Stated exercise >> Gather every line holding the string "обеспеченности".

[Saved entries]
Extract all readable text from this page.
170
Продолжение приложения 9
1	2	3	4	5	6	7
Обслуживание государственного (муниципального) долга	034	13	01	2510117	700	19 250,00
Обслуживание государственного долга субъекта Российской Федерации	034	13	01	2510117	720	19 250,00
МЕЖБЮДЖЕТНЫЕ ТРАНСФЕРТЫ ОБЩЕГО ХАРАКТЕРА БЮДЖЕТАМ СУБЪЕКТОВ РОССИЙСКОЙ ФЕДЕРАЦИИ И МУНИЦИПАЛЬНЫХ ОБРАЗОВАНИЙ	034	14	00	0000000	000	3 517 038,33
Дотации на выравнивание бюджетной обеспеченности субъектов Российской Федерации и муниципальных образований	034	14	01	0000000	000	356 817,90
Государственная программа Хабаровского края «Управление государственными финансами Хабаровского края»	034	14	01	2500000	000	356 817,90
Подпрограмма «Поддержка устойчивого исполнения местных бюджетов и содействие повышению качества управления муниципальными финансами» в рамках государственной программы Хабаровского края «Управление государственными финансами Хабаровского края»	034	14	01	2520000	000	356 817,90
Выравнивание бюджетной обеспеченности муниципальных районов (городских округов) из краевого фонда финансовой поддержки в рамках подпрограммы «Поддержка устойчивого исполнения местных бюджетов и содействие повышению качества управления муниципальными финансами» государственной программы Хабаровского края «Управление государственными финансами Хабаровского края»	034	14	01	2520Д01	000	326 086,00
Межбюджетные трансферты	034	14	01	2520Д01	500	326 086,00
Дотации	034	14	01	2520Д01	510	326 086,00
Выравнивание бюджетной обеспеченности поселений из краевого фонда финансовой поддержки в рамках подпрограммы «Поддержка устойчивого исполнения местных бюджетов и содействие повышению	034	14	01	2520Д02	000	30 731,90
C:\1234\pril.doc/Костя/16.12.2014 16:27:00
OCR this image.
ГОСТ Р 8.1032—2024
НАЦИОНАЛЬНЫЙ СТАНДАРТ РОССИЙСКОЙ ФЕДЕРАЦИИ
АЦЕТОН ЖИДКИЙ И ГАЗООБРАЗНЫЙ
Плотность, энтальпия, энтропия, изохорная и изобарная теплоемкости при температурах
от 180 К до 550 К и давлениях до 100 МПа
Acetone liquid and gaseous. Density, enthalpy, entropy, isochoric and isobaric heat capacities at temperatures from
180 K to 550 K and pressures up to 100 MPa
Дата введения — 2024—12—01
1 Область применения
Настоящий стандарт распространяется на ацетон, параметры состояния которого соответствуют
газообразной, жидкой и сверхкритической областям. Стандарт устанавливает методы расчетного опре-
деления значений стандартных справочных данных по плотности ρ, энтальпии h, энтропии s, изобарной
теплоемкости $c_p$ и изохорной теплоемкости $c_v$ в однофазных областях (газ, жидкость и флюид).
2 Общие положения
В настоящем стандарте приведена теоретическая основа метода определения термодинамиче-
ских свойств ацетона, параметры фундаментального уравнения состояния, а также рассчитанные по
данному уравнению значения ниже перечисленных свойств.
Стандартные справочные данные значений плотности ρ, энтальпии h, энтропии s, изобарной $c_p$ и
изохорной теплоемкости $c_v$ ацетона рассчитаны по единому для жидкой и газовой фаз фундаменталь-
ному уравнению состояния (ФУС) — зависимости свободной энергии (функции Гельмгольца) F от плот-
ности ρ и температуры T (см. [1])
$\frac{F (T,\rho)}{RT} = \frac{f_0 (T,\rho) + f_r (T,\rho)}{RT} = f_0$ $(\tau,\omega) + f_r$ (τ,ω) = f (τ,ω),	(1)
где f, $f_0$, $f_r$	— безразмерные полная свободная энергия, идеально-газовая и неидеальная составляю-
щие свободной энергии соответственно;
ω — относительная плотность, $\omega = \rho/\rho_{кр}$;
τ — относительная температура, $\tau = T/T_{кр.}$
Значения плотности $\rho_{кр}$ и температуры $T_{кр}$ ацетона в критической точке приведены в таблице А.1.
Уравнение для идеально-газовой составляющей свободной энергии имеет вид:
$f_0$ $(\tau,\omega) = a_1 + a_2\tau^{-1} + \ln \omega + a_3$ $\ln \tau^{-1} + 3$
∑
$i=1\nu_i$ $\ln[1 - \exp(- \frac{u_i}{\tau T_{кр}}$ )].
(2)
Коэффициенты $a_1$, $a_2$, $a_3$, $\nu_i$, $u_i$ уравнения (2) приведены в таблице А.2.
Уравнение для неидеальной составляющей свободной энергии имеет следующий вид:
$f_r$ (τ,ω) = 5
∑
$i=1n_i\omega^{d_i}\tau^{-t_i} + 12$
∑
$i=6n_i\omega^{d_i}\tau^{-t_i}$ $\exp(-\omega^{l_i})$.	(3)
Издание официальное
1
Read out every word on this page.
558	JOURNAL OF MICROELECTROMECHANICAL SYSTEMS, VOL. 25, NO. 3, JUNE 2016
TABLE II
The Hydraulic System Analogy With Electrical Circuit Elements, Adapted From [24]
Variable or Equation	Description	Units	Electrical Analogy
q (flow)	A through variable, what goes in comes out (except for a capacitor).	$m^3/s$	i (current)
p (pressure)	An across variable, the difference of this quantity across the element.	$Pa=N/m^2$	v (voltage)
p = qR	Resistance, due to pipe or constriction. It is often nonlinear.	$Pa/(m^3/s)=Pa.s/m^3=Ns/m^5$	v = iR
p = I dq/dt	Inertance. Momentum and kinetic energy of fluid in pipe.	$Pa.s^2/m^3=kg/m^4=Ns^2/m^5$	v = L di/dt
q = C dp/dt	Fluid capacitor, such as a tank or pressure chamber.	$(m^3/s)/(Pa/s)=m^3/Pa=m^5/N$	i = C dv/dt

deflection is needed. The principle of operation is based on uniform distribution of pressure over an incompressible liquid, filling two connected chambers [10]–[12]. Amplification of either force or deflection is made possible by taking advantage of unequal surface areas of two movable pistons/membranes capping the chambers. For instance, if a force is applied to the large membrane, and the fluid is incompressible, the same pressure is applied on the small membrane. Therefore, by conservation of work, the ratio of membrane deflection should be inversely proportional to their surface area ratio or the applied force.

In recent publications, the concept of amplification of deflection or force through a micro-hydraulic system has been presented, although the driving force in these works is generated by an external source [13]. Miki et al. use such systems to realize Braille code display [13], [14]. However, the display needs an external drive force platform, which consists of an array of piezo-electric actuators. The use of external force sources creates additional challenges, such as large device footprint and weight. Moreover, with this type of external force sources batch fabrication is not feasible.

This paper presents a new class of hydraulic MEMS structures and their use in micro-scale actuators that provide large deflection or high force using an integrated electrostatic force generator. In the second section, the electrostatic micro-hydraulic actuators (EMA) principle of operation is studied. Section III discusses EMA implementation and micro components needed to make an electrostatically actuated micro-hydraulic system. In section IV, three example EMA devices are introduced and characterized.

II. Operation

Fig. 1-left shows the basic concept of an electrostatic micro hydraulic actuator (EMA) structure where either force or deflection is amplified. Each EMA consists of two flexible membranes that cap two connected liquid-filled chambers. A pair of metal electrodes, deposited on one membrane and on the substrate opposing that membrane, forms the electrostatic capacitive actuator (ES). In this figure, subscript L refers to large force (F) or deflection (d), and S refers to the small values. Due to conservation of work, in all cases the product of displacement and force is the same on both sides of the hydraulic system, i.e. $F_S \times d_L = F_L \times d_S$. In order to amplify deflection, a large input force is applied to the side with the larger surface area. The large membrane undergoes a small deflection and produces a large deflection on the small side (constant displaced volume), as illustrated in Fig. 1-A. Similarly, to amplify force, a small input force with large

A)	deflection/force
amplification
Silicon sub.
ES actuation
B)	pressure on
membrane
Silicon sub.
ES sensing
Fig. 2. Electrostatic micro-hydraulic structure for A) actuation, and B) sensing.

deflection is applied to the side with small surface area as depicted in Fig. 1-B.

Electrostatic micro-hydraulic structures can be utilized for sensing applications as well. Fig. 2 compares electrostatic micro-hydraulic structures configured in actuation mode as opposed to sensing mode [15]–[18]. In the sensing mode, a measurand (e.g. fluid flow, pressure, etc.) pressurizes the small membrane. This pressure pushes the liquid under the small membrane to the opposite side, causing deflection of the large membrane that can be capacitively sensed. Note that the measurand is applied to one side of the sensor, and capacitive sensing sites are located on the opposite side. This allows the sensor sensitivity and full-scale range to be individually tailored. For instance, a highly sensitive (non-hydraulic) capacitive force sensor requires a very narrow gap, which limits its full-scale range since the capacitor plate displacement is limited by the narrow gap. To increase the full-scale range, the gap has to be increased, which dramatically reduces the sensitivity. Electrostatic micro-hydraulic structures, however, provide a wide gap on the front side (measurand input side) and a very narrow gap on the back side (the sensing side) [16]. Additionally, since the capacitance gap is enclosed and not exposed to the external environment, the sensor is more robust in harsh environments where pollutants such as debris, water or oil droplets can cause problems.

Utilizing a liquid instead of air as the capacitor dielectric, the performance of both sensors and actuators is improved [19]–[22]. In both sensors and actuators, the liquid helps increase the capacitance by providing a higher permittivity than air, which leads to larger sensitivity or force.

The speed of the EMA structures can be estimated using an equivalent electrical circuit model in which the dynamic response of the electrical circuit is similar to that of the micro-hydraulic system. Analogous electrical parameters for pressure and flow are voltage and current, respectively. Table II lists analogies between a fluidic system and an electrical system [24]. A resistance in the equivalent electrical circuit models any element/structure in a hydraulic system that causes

Task output >>
Дотации на выравнивание бюджетной обеспеченности субъектов Российской Федерации и муниципальных образований	034	14	01	0000000	000	356 817,90
Выравнивание бюджетной обеспеченности муниципальных районов (городских округов) из краевого фонда финансовой поддержки в рамках подпрограммы «Поддержка устойчивого исполнения местных бюджетов и содействие повышению качества управления муниципальными финансами» государственной программы Хабаровского края «Управление государственными финансами Хабаровского края»	034	14	01	2520Д01	000	326 086,00
Выравнивание бюджетной обеспеченности поселений из краевого фонда финансовой поддержки в рамках подпрограммы «Поддержка устойчивого исполнения местных бюджетов и содействие повышению	034	14	01	2520Д02	000	30 731,90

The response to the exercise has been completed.